> [EXTRACTED DATA]:
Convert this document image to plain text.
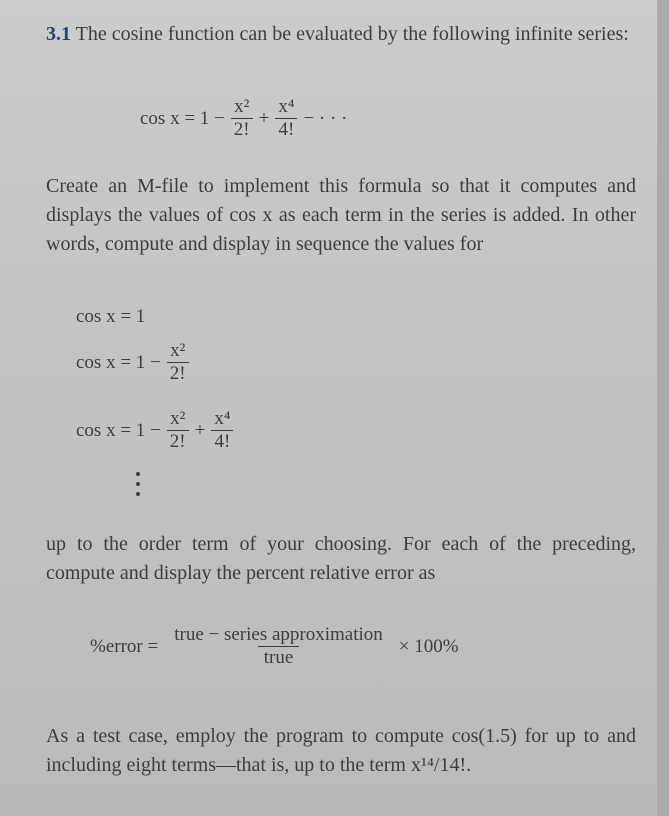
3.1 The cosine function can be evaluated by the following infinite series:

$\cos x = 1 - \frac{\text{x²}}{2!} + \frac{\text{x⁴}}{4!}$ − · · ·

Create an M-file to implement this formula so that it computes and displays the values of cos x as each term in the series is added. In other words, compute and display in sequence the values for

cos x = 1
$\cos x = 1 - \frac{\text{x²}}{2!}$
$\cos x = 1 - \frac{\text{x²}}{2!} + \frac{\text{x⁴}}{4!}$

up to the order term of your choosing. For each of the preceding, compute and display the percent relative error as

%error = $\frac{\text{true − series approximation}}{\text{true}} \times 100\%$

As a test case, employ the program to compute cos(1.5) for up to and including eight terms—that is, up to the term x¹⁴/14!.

> [WHAT THIS TASK INVOLVES]:
Make a verbatim copy of all the entries and strip out the pictures.

> [PROBLEM SOLUTION]:
Convert this document image to plain text.
3.1 The cosine function can be evaluated by the following infinite series:

$\cos x = 1 - \frac{\text{x²}}{2!} + \frac{\text{x⁴}}{4!}$ − · · ·

Create an M-file to implement this formula so that it computes and displays the values of cos x as each term in the series is added. In other words, compute and display in sequence the values for

cos x = 1
$\cos x = 1 - \frac{\text{x²}}{2!}$
$\cos x = 1 - \frac{\text{x²}}{2!} + \frac{\text{x⁴}}{4!}$

up to the order term of your choosing. For each of the preceding, compute and display the percent relative error as

%error = $\frac{\text{true − series approximation}}{\text{true}} \times 100\%$

As a test case, employ the program to compute cos(1.5) for up to and including eight terms—that is, up to the term x¹⁴/14!.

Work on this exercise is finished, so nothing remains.